MATERIALS PROVIDED:
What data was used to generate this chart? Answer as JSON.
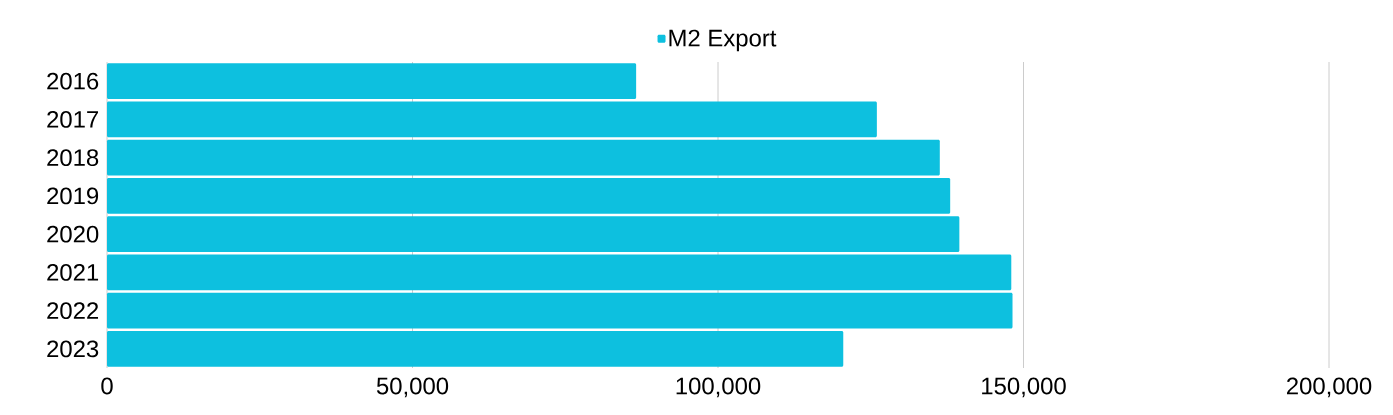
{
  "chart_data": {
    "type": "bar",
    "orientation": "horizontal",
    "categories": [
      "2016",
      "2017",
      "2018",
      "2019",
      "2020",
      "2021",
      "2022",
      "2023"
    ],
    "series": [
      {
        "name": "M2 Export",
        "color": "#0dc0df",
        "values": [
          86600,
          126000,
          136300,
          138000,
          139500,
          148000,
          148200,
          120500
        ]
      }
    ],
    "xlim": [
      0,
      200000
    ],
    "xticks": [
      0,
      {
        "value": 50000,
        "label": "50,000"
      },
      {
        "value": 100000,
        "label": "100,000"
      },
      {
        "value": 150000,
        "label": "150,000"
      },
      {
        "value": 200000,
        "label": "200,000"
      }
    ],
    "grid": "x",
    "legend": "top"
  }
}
--
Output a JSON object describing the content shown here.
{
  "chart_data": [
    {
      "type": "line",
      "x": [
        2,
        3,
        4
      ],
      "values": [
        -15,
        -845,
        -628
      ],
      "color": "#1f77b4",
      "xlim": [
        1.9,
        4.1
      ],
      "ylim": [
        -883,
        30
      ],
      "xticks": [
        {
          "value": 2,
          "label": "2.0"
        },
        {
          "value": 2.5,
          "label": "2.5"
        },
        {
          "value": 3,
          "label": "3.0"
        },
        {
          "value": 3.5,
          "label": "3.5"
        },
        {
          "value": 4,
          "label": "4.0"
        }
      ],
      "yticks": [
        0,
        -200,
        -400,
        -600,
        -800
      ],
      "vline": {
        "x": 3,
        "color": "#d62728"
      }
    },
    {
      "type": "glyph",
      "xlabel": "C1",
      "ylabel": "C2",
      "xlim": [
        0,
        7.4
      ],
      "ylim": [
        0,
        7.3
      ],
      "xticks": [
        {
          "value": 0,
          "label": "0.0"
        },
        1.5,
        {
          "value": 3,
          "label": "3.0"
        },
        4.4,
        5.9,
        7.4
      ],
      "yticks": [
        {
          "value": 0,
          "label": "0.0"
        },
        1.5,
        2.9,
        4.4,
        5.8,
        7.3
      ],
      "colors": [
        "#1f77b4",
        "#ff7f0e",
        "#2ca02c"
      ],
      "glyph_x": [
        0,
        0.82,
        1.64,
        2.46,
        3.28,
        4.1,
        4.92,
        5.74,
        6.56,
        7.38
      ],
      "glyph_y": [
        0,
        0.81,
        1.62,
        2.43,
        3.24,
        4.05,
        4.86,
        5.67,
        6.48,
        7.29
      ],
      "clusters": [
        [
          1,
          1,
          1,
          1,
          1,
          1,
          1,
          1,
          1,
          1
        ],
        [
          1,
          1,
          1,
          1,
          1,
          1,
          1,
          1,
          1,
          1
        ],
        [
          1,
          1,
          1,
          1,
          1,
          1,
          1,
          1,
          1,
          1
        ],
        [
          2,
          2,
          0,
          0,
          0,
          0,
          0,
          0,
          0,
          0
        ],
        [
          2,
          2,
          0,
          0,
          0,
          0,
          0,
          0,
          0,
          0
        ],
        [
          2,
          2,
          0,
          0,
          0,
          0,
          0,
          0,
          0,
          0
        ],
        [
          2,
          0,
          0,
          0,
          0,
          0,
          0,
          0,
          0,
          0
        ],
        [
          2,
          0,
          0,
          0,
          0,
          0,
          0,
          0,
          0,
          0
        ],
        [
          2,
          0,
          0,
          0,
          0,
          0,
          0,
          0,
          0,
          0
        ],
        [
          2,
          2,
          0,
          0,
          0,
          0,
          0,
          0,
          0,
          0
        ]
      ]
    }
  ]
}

STATED EXERCISE:
Lines of the material that contain the word "JSON" are to be gathered.

SOLUTION TO THE EXERCISE:
What data was used to generate this chart? Answer as JSON.
Output a JSON object describing the content shown here.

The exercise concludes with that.